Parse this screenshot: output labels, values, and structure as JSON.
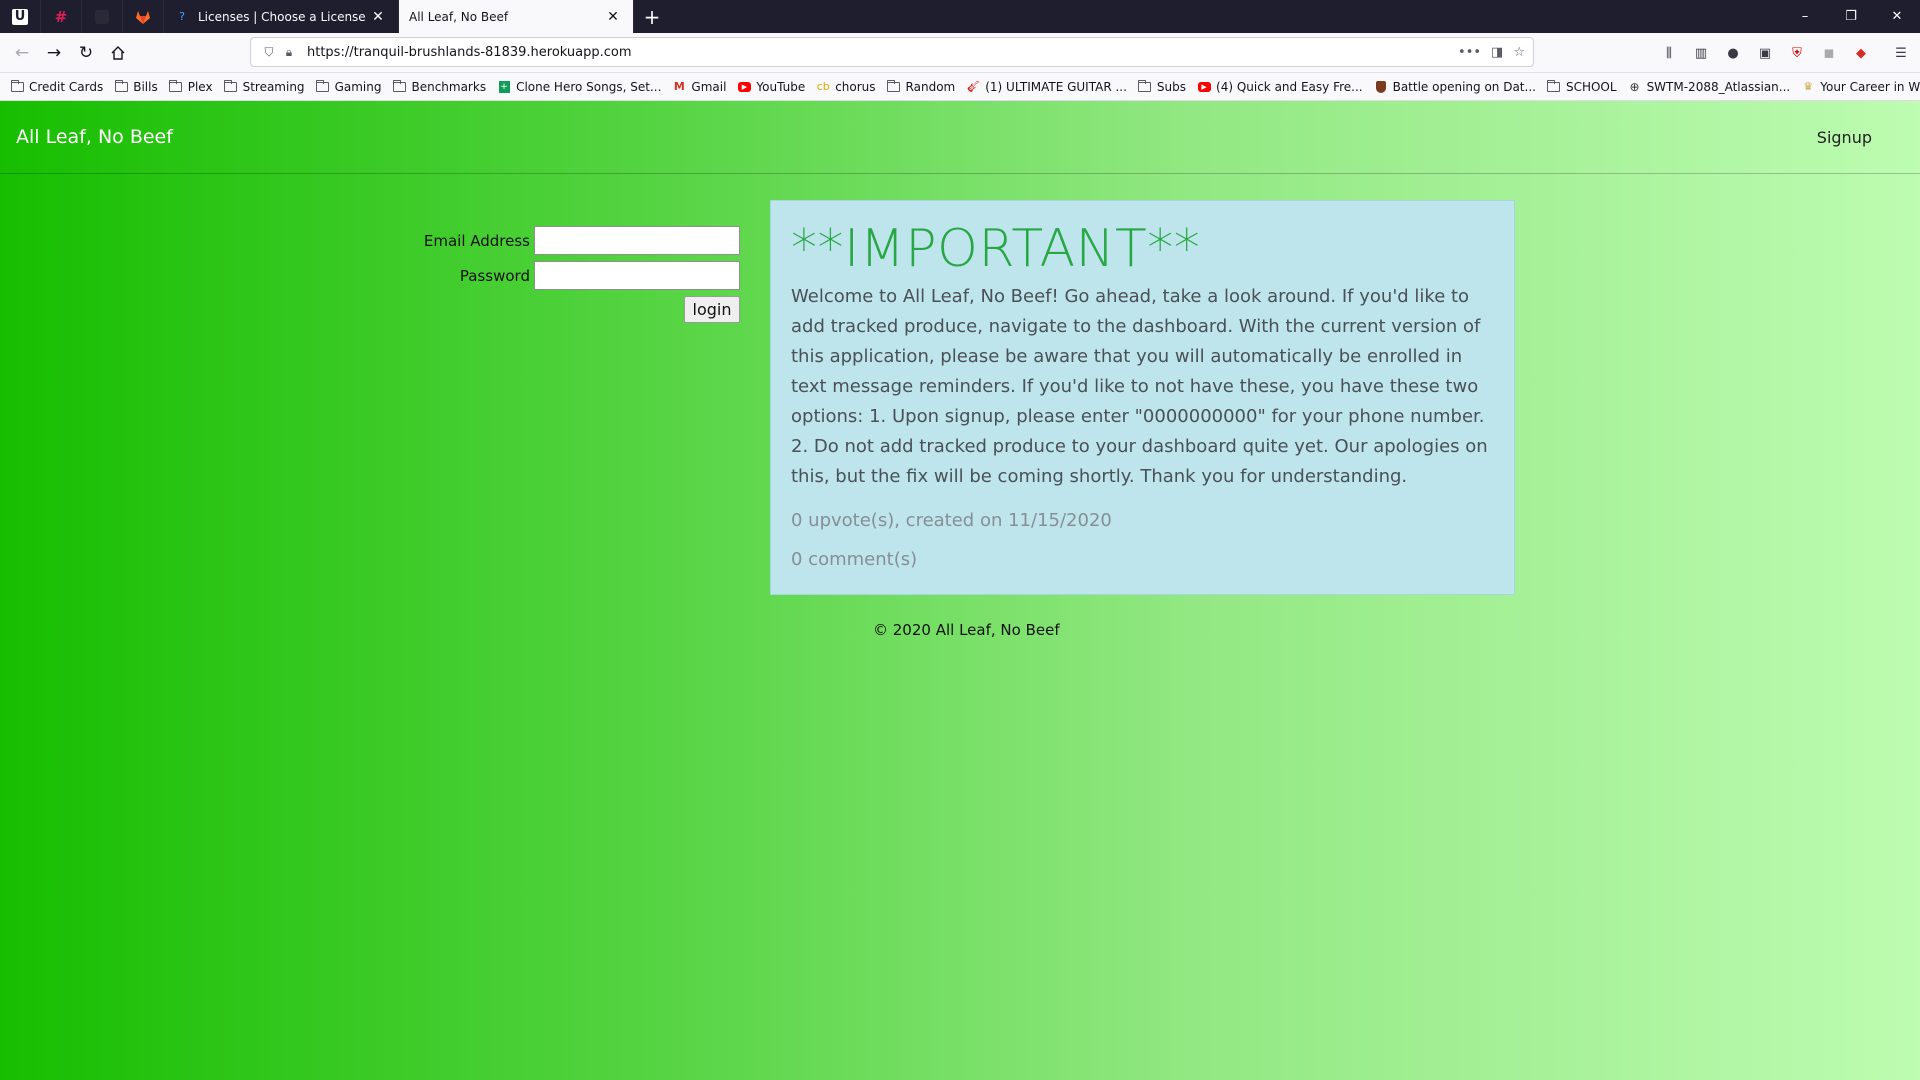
{
  "browser": {
    "pinned_tabs": [
      "u-logo-icon",
      "slack-icon",
      "dark-app-icon",
      "gitlab-icon"
    ],
    "tabs": [
      {
        "title": "Licenses | Choose a License",
        "icon": "question-icon",
        "active": false
      },
      {
        "title": "All Leaf, No Beef",
        "icon": "",
        "active": true
      }
    ],
    "new_tab_label": "+",
    "window_controls": {
      "minimize": "–",
      "restore": "❐",
      "close": "✕"
    },
    "url": "https://tranquil-brushlands-81839.herokuapp.com",
    "url_actions": {
      "more": "•••",
      "pocket": "◨",
      "bookmark": "☆"
    }
  },
  "bookmarks": [
    {
      "label": "Credit Cards",
      "icon": "folder-icon"
    },
    {
      "label": "Bills",
      "icon": "folder-icon"
    },
    {
      "label": "Plex",
      "icon": "folder-icon"
    },
    {
      "label": "Streaming",
      "icon": "folder-icon"
    },
    {
      "label": "Gaming",
      "icon": "folder-icon"
    },
    {
      "label": "Benchmarks",
      "icon": "folder-icon"
    },
    {
      "label": "Clone Hero Songs, Set...",
      "icon": "sheets-icon"
    },
    {
      "label": "Gmail",
      "icon": "gmail-icon"
    },
    {
      "label": "YouTube",
      "icon": "youtube-icon"
    },
    {
      "label": "chorus",
      "icon": "chorus-icon"
    },
    {
      "label": "Random",
      "icon": "folder-icon"
    },
    {
      "label": "(1) ULTIMATE GUITAR ...",
      "icon": "guitar-icon"
    },
    {
      "label": "Subs",
      "icon": "folder-icon"
    },
    {
      "label": "(4) Quick and Easy Fre...",
      "icon": "youtube-icon"
    },
    {
      "label": "Battle opening on Dat...",
      "icon": "shield-icon"
    },
    {
      "label": "SCHOOL",
      "icon": "folder-icon"
    },
    {
      "label": "SWTM-2088_Atlassian...",
      "icon": "globe-icon"
    },
    {
      "label": "Your Career in Web De...",
      "icon": "trophy-icon"
    }
  ],
  "site": {
    "brand": "All Leaf, No Beef",
    "signup": "Signup",
    "login": {
      "email_label": "Email Address",
      "password_label": "Password",
      "email_value": "",
      "password_value": "",
      "button": "login"
    },
    "notice": {
      "title": "**IMPORTANT**",
      "body": "Welcome to All Leaf, No Beef! Go ahead, take a look around. If you'd like to add tracked produce, navigate to the dashboard. With the current version of this application, please be aware that you will automatically be enrolled in text message reminders. If you'd like to not have these, you have these two options: 1. Upon signup, please enter \"0000000000\" for your phone number. 2. Do not add tracked produce to your dashboard quite yet. Our apologies on this, but the fix will be coming shortly. Thank you for understanding.",
      "meta": "0 upvote(s), created on 11/15/2020",
      "comments": "0 comment(s)"
    },
    "footer": "© 2020 All Leaf, No Beef"
  },
  "colors": {
    "gradient_start": "#17be00",
    "gradient_end": "#bdfcb1",
    "notice_bg": "#bee5eb",
    "notice_title": "#28a745"
  }
}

****************

# Problem statement:
Every record above should be written out again without change, except that the pictures are left out.

# The result:
Parse this screenshot: output labels, values, and structure as JSON.
{
  "browser": {
    "pinned_tabs": [
      "u-logo-icon",
      "slack-icon",
      "dark-app-icon",
      "gitlab-icon"
    ],
    "tabs": [
      {
        "title": "Licenses | Choose a License",
        "icon": "question-icon",
        "active": false
      },
      {
        "title": "All Leaf, No Beef",
        "icon": "",
        "active": true
      }
    ],
    "new_tab_label": "+",
    "window_controls": {
      "minimize": "–",
      "restore": "❐",
      "close": "✕"
    },
    "url": "https://tranquil-brushlands-81839.herokuapp.com",
    "url_actions": {
      "more": "•••",
      "pocket": "◨",
      "bookmark": "☆"
    }
  },
  "bookmarks": [
    {
      "label": "Credit Cards",
      "icon": "folder-icon"
    },
    {
      "label": "Bills",
      "icon": "folder-icon"
    },
    {
      "label": "Plex",
      "icon": "folder-icon"
    },
    {
      "label": "Streaming",
      "icon": "folder-icon"
    },
    {
      "label": "Gaming",
      "icon": "folder-icon"
    },
    {
      "label": "Benchmarks",
      "icon": "folder-icon"
    },
    {
      "label": "Clone Hero Songs, Set...",
      "icon": "sheets-icon"
    },
    {
      "label": "Gmail",
      "icon": "gmail-icon"
    },
    {
      "label": "YouTube",
      "icon": "youtube-icon"
    },
    {
      "label": "chorus",
      "icon": "chorus-icon"
    },
    {
      "label": "Random",
      "icon": "folder-icon"
    },
    {
      "label": "(1) ULTIMATE GUITAR ...",
      "icon": "guitar-icon"
    },
    {
      "label": "Subs",
      "icon": "folder-icon"
    },
    {
      "label": "(4) Quick and Easy Fre...",
      "icon": "youtube-icon"
    },
    {
      "label": "Battle opening on Dat...",
      "icon": "shield-icon"
    },
    {
      "label": "SCHOOL",
      "icon": "folder-icon"
    },
    {
      "label": "SWTM-2088_Atlassian...",
      "icon": "globe-icon"
    },
    {
      "label": "Your Career in Web De...",
      "icon": "trophy-icon"
    }
  ],
  "site": {
    "brand": "All Leaf, No Beef",
    "signup": "Signup",
    "login": {
      "email_label": "Email Address",
      "password_label": "Password",
      "email_value": "",
      "password_value": "",
      "button": "login"
    },
    "notice": {
      "title": "**IMPORTANT**",
      "body": "Welcome to All Leaf, No Beef! Go ahead, take a look around. If you'd like to add tracked produce, navigate to the dashboard. With the current version of this application, please be aware that you will automatically be enrolled in text message reminders. If you'd like to not have these, you have these two options: 1. Upon signup, please enter \"0000000000\" for your phone number. 2. Do not add tracked produce to your dashboard quite yet. Our apologies on this, but the fix will be coming shortly. Thank you for understanding.",
      "meta": "0 upvote(s), created on 11/15/2020",
      "comments": "0 comment(s)"
    },
    "footer": "© 2020 All Leaf, No Beef"
  },
  "colors": {
    "gradient_start": "#17be00",
    "gradient_end": "#bdfcb1",
    "notice_bg": "#bee5eb",
    "notice_title": "#28a745"
  }
}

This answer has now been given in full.